(Records that describe figures)
+++

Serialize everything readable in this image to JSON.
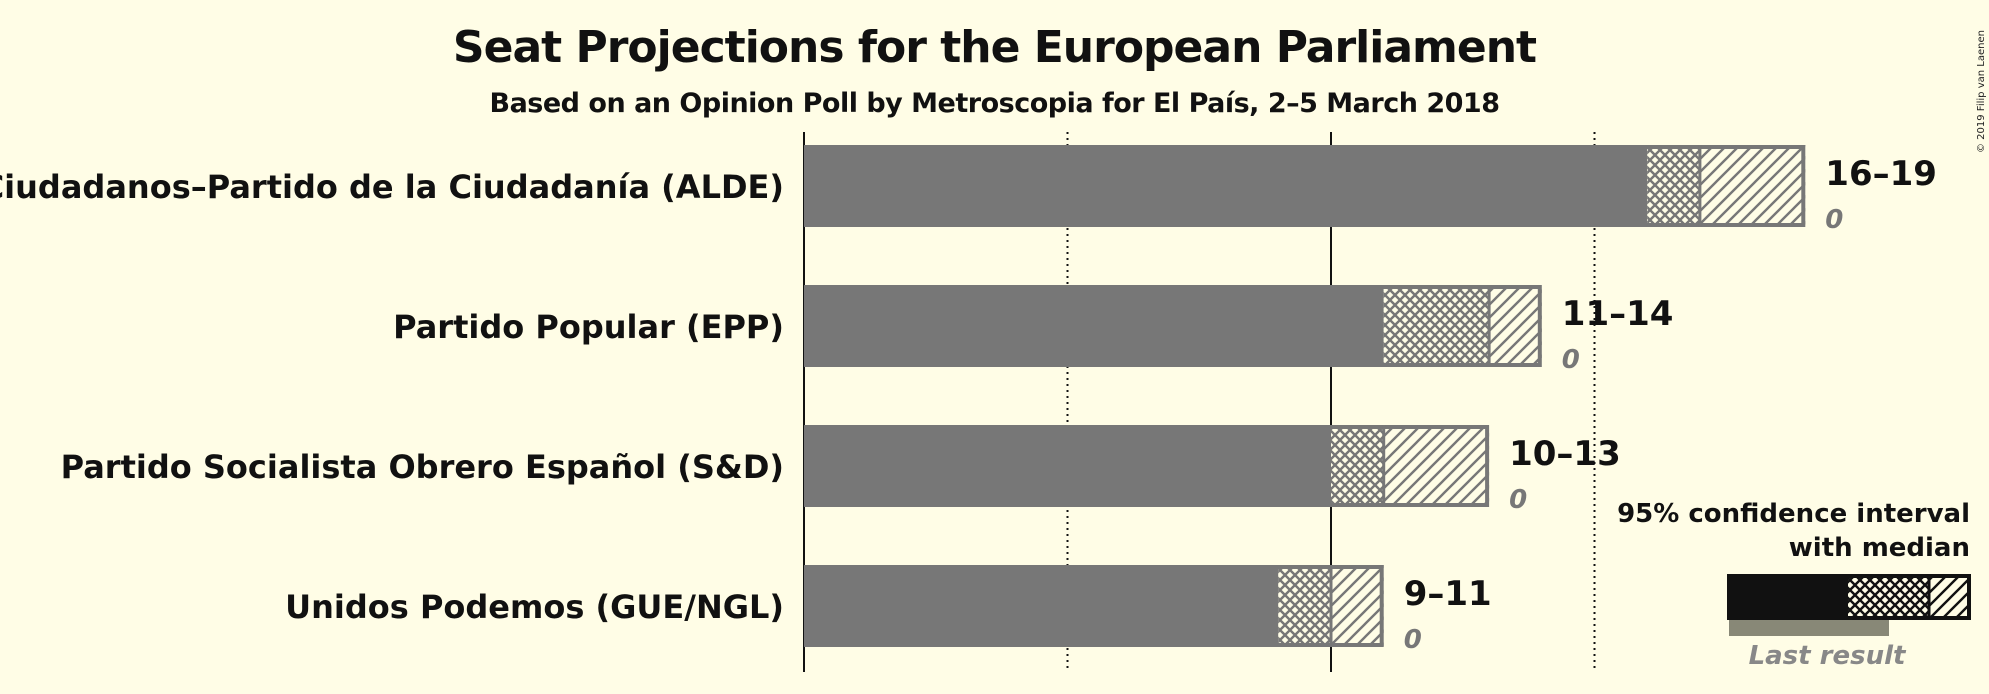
{
  "chart_data": {
    "type": "bar",
    "title": "Seat Projections for the European Parliament",
    "subtitle": "Based on an Opinion Poll by Metroscopia for El País, 2–5 March 2018",
    "copyright": "© 2019 Filip van Laenen",
    "x_range": [
      0,
      19
    ],
    "gridlines_dotted": [
      5,
      15
    ],
    "gridlines_solid": [
      0,
      10
    ],
    "series": [
      {
        "party": "Ciudadanos–Partido de la Ciudadanía (ALDE)",
        "low": 16,
        "median": 17,
        "high": 19,
        "range_label": "16–19",
        "last_result": 0,
        "last_label": "0"
      },
      {
        "party": "Partido Popular (EPP)",
        "low": 11,
        "median": 13,
        "high": 14,
        "range_label": "11–14",
        "last_result": 0,
        "last_label": "0"
      },
      {
        "party": "Partido Socialista Obrero Español (S&D)",
        "low": 10,
        "median": 11,
        "high": 13,
        "range_label": "10–13",
        "last_result": 0,
        "last_label": "0"
      },
      {
        "party": "Unidos Podemos (GUE/NGL)",
        "low": 9,
        "median": 10,
        "high": 11,
        "range_label": "9–11",
        "last_result": 0,
        "last_label": "0"
      }
    ],
    "legend": {
      "line1": "95% confidence interval",
      "line2": "with median",
      "last_result": "Last result",
      "position": "bottom-right"
    },
    "colors": {
      "bar": "#777777",
      "outline": "#777777",
      "legend_dark": "#111111",
      "legend_last": "#888877",
      "background": "#FFFDE6"
    }
  }
}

+++

* [Stated goal]:
Every entry must be transcribed exactly. Pictures do not belong in the copy.

* [Task response]:
Serialize everything readable in this image to JSON.
{
  "chart_data": {
    "type": "bar",
    "title": "Seat Projections for the European Parliament",
    "subtitle": "Based on an Opinion Poll by Metroscopia for El País, 2–5 March 2018",
    "copyright": "© 2019 Filip van Laenen",
    "x_range": [
      0,
      19
    ],
    "gridlines_dotted": [
      5,
      15
    ],
    "gridlines_solid": [
      0,
      10
    ],
    "series": [
      {
        "party": "Ciudadanos–Partido de la Ciudadanía (ALDE)",
        "low": 16,
        "median": 17,
        "high": 19,
        "range_label": "16–19",
        "last_result": 0,
        "last_label": "0"
      },
      {
        "party": "Partido Popular (EPP)",
        "low": 11,
        "median": 13,
        "high": 14,
        "range_label": "11–14",
        "last_result": 0,
        "last_label": "0"
      },
      {
        "party": "Partido Socialista Obrero Español (S&D)",
        "low": 10,
        "median": 11,
        "high": 13,
        "range_label": "10–13",
        "last_result": 0,
        "last_label": "0"
      },
      {
        "party": "Unidos Podemos (GUE/NGL)",
        "low": 9,
        "median": 10,
        "high": 11,
        "range_label": "9–11",
        "last_result": 0,
        "last_label": "0"
      }
    ],
    "legend": {
      "line1": "95% confidence interval",
      "line2": "with median",
      "last_result": "Last result",
      "position": "bottom-right"
    },
    "colors": {
      "bar": "#777777",
      "outline": "#777777",
      "legend_dark": "#111111",
      "legend_last": "#888877",
      "background": "#FFFDE6"
    }
  }
}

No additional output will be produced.